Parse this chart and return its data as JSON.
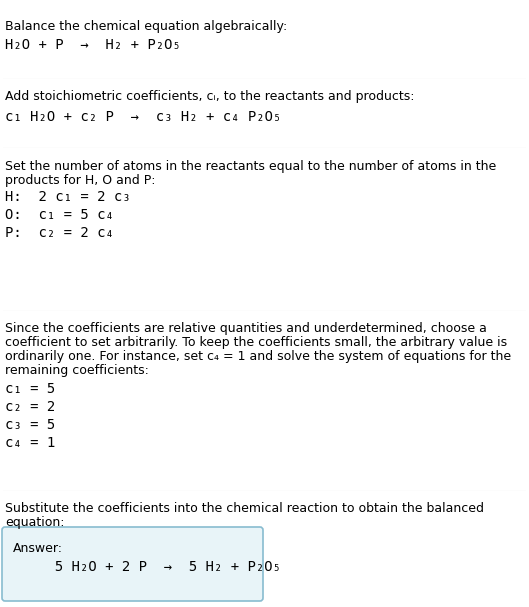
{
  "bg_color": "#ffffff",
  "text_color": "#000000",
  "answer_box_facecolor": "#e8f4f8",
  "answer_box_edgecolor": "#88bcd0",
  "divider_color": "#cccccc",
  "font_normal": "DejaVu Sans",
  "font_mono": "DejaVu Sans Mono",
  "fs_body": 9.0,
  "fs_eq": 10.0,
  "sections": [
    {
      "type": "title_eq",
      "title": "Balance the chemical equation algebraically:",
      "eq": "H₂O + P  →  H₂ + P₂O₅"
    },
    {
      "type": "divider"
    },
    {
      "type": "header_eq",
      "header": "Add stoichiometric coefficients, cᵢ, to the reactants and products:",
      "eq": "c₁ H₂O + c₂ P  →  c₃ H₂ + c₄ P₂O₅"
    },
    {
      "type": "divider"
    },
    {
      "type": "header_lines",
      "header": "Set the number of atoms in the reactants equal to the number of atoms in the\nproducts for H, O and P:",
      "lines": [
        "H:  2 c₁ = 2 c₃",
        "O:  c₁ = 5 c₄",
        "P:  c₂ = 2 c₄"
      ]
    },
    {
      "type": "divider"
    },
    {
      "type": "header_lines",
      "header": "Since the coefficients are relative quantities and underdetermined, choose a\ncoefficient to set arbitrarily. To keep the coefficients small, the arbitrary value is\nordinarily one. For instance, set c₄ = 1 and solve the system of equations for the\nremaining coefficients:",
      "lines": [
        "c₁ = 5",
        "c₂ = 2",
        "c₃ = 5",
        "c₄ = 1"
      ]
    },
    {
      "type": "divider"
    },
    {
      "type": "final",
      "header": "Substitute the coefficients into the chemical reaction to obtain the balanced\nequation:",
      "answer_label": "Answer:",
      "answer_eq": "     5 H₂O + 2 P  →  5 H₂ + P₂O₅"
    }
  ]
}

-*-*-

§ **What is needed**
Transcribe the records above exactly, leaving out every picture.

§ **Task result**
Parse this chart and return its data as JSON.
{
  "bg_color": "#ffffff",
  "text_color": "#000000",
  "answer_box_facecolor": "#e8f4f8",
  "answer_box_edgecolor": "#88bcd0",
  "divider_color": "#cccccc",
  "font_normal": "DejaVu Sans",
  "font_mono": "DejaVu Sans Mono",
  "fs_body": 9.0,
  "fs_eq": 10.0,
  "sections": [
    {
      "type": "title_eq",
      "title": "Balance the chemical equation algebraically:",
      "eq": "H₂O + P  →  H₂ + P₂O₅"
    },
    {
      "type": "divider"
    },
    {
      "type": "header_eq",
      "header": "Add stoichiometric coefficients, cᵢ, to the reactants and products:",
      "eq": "c₁ H₂O + c₂ P  →  c₃ H₂ + c₄ P₂O₅"
    },
    {
      "type": "divider"
    },
    {
      "type": "header_lines",
      "header": "Set the number of atoms in the reactants equal to the number of atoms in the\nproducts for H, O and P:",
      "lines": [
        "H:  2 c₁ = 2 c₃",
        "O:  c₁ = 5 c₄",
        "P:  c₂ = 2 c₄"
      ]
    },
    {
      "type": "divider"
    },
    {
      "type": "header_lines",
      "header": "Since the coefficients are relative quantities and underdetermined, choose a\ncoefficient to set arbitrarily. To keep the coefficients small, the arbitrary value is\nordinarily one. For instance, set c₄ = 1 and solve the system of equations for the\nremaining coefficients:",
      "lines": [
        "c₁ = 5",
        "c₂ = 2",
        "c₃ = 5",
        "c₄ = 1"
      ]
    },
    {
      "type": "divider"
    },
    {
      "type": "final",
      "header": "Substitute the coefficients into the chemical reaction to obtain the balanced\nequation:",
      "answer_label": "Answer:",
      "answer_eq": "     5 H₂O + 2 P  →  5 H₂ + P₂O₅"
    }
  ]
}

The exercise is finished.